GIVEN EXERCISE – Write out the entries below once more, exactly, with the pictures left out.

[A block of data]
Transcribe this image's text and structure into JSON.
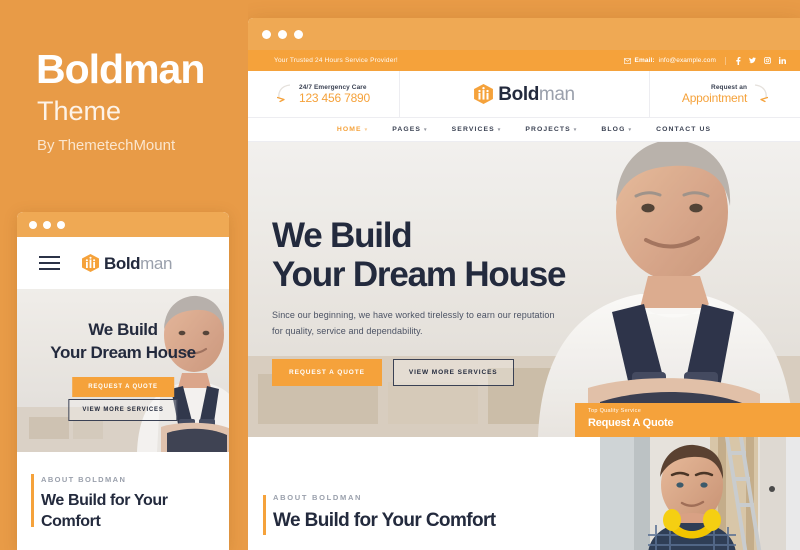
{
  "promo": {
    "title": "Boldman",
    "subtitle": "Theme",
    "byline": "By ThemetechMount",
    "bg_color": "#E89B47"
  },
  "theme": {
    "accent": "#F5A23B",
    "chrome": "#EFA954",
    "dark": "#232a3d",
    "muted": "#9aa0ac"
  },
  "logo": {
    "bold": "Bold",
    "light": "man"
  },
  "browser": {
    "chrome_dots": 3,
    "topbar": {
      "tagline": "Your Trusted 24 Hours Service Provider!",
      "email_label": "Email:",
      "email_value": "info@example.com",
      "mail_icon": "envelope-icon",
      "socials": [
        {
          "name": "facebook-icon",
          "glyph": "f"
        },
        {
          "name": "twitter-icon",
          "glyph": "t"
        },
        {
          "name": "instagram-icon",
          "glyph": "ig"
        },
        {
          "name": "linkedin-icon",
          "glyph": "in"
        }
      ]
    },
    "header": {
      "left": {
        "icon": "phone-arrow-icon",
        "small": "24/7 Emergency Care",
        "big": "123 456 7890"
      },
      "right": {
        "icon": "arrow-loop-icon",
        "small": "Request an",
        "big": "Appointment"
      }
    },
    "nav": [
      {
        "label": "HOME",
        "caret": true,
        "active": true
      },
      {
        "label": "PAGES",
        "caret": true,
        "active": false
      },
      {
        "label": "SERVICES",
        "caret": true,
        "active": false
      },
      {
        "label": "PROJECTS",
        "caret": true,
        "active": false
      },
      {
        "label": "BLOG",
        "caret": true,
        "active": false
      },
      {
        "label": "CONTACT US",
        "caret": false,
        "active": false
      }
    ],
    "hero": {
      "heading_line1": "We Build",
      "heading_line2": "Your Dream House",
      "paragraph_line1": "Since our beginning, we have worked tirelessly to earn our reputation",
      "paragraph_line2": "for quality, service and dependability.",
      "btn_primary": "REQUEST A QUOTE",
      "btn_secondary": "VIEW MORE SERVICES",
      "badge_small": "Top Quality Service",
      "badge_big": "Request A Quote",
      "image_alt": "Smiling handyman in navy overalls with arms crossed"
    },
    "about": {
      "eyebrow": "ABOUT BOLDMAN",
      "title": "We Build for Your Comfort",
      "image_alt": "Young worker with yellow ear defenders near a ladder"
    }
  },
  "tablet": {
    "chrome_dots": 3,
    "menu_icon": "hamburger-menu-icon",
    "hero": {
      "heading_line1": "We Build",
      "heading_line2": "Your Dream House",
      "btn_primary": "REQUEST A QUOTE",
      "btn_secondary": "VIEW MORE SERVICES",
      "image_alt": "Smiling handyman in navy overalls"
    },
    "about": {
      "eyebrow": "ABOUT BOLDMAN",
      "title_line1": "We Build for Your",
      "title_line2": "Comfort"
    }
  }
}
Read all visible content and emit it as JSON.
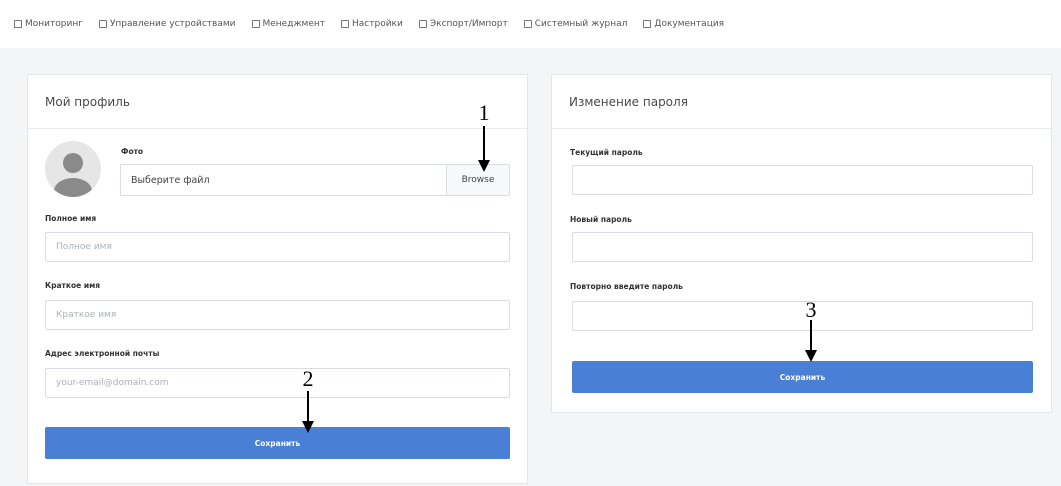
{
  "nav": {
    "items": [
      {
        "label": "Мониторинг",
        "icon": "home-icon"
      },
      {
        "label": "Управление устройствами",
        "icon": "document-icon"
      },
      {
        "label": "Менеджмент",
        "icon": "document-icon"
      },
      {
        "label": "Настройки",
        "icon": "document-icon"
      },
      {
        "label": "Экспорт/Импорт",
        "icon": "export-icon"
      },
      {
        "label": "Системный журнал",
        "icon": "journal-icon"
      },
      {
        "label": "Документация",
        "icon": "book-icon"
      }
    ]
  },
  "profile": {
    "title": "Мой профиль",
    "photo_label": "Фото",
    "file_placeholder": "Выберите файл",
    "browse_label": "Browse",
    "fullname_label": "Полное имя",
    "fullname_placeholder": "Полное имя",
    "shortname_label": "Краткое имя",
    "shortname_placeholder": "Краткое имя",
    "email_label": "Адрес электронной почты",
    "email_placeholder": "your-email@domain.com",
    "save_label": "Сохранить"
  },
  "password": {
    "title": "Изменение пароля",
    "current_label": "Текущий пароль",
    "new_label": "Новый пароль",
    "repeat_label": "Повторно введите пароль",
    "save_label": "Сохранить"
  },
  "annotations": {
    "one": "1",
    "two": "2",
    "three": "3"
  }
}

WRITTEN ANSWER –
Transcribe this image's text and structure into JSON.
{
  "promo": {
    "title": "Boldman",
    "subtitle": "Theme",
    "byline": "By ThemetechMount",
    "bg_color": "#E89B47"
  },
  "theme": {
    "accent": "#F5A23B",
    "chrome": "#EFA954",
    "dark": "#232a3d",
    "muted": "#9aa0ac"
  },
  "logo": {
    "bold": "Bold",
    "light": "man"
  },
  "browser": {
    "chrome_dots": 3,
    "topbar": {
      "tagline": "Your Trusted 24 Hours Service Provider!",
      "email_label": "Email:",
      "email_value": "info@example.com",
      "mail_icon": "envelope-icon",
      "socials": [
        {
          "name": "facebook-icon",
          "glyph": "f"
        },
        {
          "name": "twitter-icon",
          "glyph": "t"
        },
        {
          "name": "instagram-icon",
          "glyph": "ig"
        },
        {
          "name": "linkedin-icon",
          "glyph": "in"
        }
      ]
    },
    "header": {
      "left": {
        "icon": "phone-arrow-icon",
        "small": "24/7 Emergency Care",
        "big": "123 456 7890"
      },
      "right": {
        "icon": "arrow-loop-icon",
        "small": "Request an",
        "big": "Appointment"
      }
    },
    "nav": [
      {
        "label": "HOME",
        "caret": true,
        "active": true
      },
      {
        "label": "PAGES",
        "caret": true,
        "active": false
      },
      {
        "label": "SERVICES",
        "caret": true,
        "active": false
      },
      {
        "label": "PROJECTS",
        "caret": true,
        "active": false
      },
      {
        "label": "BLOG",
        "caret": true,
        "active": false
      },
      {
        "label": "CONTACT US",
        "caret": false,
        "active": false
      }
    ],
    "hero": {
      "heading_line1": "We Build",
      "heading_line2": "Your Dream House",
      "paragraph_line1": "Since our beginning, we have worked tirelessly to earn our reputation",
      "paragraph_line2": "for quality, service and dependability.",
      "btn_primary": "REQUEST A QUOTE",
      "btn_secondary": "VIEW MORE SERVICES",
      "badge_small": "Top Quality Service",
      "badge_big": "Request A Quote",
      "image_alt": "Smiling handyman in navy overalls with arms crossed"
    },
    "about": {
      "eyebrow": "ABOUT BOLDMAN",
      "title": "We Build for Your Comfort",
      "image_alt": "Young worker with yellow ear defenders near a ladder"
    }
  },
  "tablet": {
    "chrome_dots": 3,
    "menu_icon": "hamburger-menu-icon",
    "hero": {
      "heading_line1": "We Build",
      "heading_line2": "Your Dream House",
      "btn_primary": "REQUEST A QUOTE",
      "btn_secondary": "VIEW MORE SERVICES",
      "image_alt": "Smiling handyman in navy overalls"
    },
    "about": {
      "eyebrow": "ABOUT BOLDMAN",
      "title_line1": "We Build for Your",
      "title_line2": "Comfort"
    }
  }
}
Read all visible content and emit it as JSON.
{
  "nav": {
    "items": [
      {
        "label": "Мониторинг",
        "icon": "home-icon"
      },
      {
        "label": "Управление устройствами",
        "icon": "document-icon"
      },
      {
        "label": "Менеджмент",
        "icon": "document-icon"
      },
      {
        "label": "Настройки",
        "icon": "document-icon"
      },
      {
        "label": "Экспорт/Импорт",
        "icon": "export-icon"
      },
      {
        "label": "Системный журнал",
        "icon": "journal-icon"
      },
      {
        "label": "Документация",
        "icon": "book-icon"
      }
    ]
  },
  "profile": {
    "title": "Мой профиль",
    "photo_label": "Фото",
    "file_placeholder": "Выберите файл",
    "browse_label": "Browse",
    "fullname_label": "Полное имя",
    "fullname_placeholder": "Полное имя",
    "shortname_label": "Краткое имя",
    "shortname_placeholder": "Краткое имя",
    "email_label": "Адрес электронной почты",
    "email_placeholder": "your-email@domain.com",
    "save_label": "Сохранить"
  },
  "password": {
    "title": "Изменение пароля",
    "current_label": "Текущий пароль",
    "new_label": "Новый пароль",
    "repeat_label": "Повторно введите пароль",
    "save_label": "Сохранить"
  },
  "annotations": {
    "one": "1",
    "two": "2",
    "three": "3"
  }
}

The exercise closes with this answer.